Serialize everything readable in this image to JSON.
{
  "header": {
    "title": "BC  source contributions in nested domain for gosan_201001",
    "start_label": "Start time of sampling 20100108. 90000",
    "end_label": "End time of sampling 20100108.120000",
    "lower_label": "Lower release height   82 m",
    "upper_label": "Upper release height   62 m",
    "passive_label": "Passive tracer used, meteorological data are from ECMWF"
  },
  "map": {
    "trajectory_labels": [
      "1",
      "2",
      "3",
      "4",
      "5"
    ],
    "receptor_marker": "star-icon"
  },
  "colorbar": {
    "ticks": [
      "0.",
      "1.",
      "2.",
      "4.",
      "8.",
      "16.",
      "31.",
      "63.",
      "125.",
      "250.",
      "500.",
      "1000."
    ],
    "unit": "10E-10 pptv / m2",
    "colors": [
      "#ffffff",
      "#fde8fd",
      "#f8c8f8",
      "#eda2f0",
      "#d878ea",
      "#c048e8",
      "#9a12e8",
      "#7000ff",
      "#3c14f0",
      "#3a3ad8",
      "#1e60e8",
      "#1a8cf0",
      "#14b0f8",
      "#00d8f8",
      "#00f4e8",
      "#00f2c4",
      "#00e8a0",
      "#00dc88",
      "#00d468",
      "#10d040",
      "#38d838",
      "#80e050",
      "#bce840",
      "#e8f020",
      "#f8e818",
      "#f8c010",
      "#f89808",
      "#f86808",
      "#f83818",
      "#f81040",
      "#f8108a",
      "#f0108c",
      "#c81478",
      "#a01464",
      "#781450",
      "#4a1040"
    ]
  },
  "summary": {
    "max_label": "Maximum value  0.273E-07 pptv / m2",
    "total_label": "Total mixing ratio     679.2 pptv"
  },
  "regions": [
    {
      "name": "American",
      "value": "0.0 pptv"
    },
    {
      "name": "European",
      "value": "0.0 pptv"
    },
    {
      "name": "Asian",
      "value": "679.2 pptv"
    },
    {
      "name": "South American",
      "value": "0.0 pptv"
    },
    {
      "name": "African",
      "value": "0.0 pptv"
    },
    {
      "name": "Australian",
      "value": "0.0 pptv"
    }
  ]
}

+++

Copy each record from above without leaving any out.

* [THE RESPONSE]:
Serialize everything readable in this image to JSON.
{
  "header": {
    "title": "BC  source contributions in nested domain for gosan_201001",
    "start_label": "Start time of sampling 20100108. 90000",
    "end_label": "End time of sampling 20100108.120000",
    "lower_label": "Lower release height   82 m",
    "upper_label": "Upper release height   62 m",
    "passive_label": "Passive tracer used, meteorological data are from ECMWF"
  },
  "map": {
    "trajectory_labels": [
      "1",
      "2",
      "3",
      "4",
      "5"
    ],
    "receptor_marker": "star-icon"
  },
  "colorbar": {
    "ticks": [
      "0.",
      "1.",
      "2.",
      "4.",
      "8.",
      "16.",
      "31.",
      "63.",
      "125.",
      "250.",
      "500.",
      "1000."
    ],
    "unit": "10E-10 pptv / m2",
    "colors": [
      "#ffffff",
      "#fde8fd",
      "#f8c8f8",
      "#eda2f0",
      "#d878ea",
      "#c048e8",
      "#9a12e8",
      "#7000ff",
      "#3c14f0",
      "#3a3ad8",
      "#1e60e8",
      "#1a8cf0",
      "#14b0f8",
      "#00d8f8",
      "#00f4e8",
      "#00f2c4",
      "#00e8a0",
      "#00dc88",
      "#00d468",
      "#10d040",
      "#38d838",
      "#80e050",
      "#bce840",
      "#e8f020",
      "#f8e818",
      "#f8c010",
      "#f89808",
      "#f86808",
      "#f83818",
      "#f81040",
      "#f8108a",
      "#f0108c",
      "#c81478",
      "#a01464",
      "#781450",
      "#4a1040"
    ]
  },
  "summary": {
    "max_label": "Maximum value  0.273E-07 pptv / m2",
    "total_label": "Total mixing ratio     679.2 pptv"
  },
  "regions": [
    {
      "name": "American",
      "value": "0.0 pptv"
    },
    {
      "name": "European",
      "value": "0.0 pptv"
    },
    {
      "name": "Asian",
      "value": "679.2 pptv"
    },
    {
      "name": "South American",
      "value": "0.0 pptv"
    },
    {
      "name": "African",
      "value": "0.0 pptv"
    },
    {
      "name": "Australian",
      "value": "0.0 pptv"
    }
  ]
}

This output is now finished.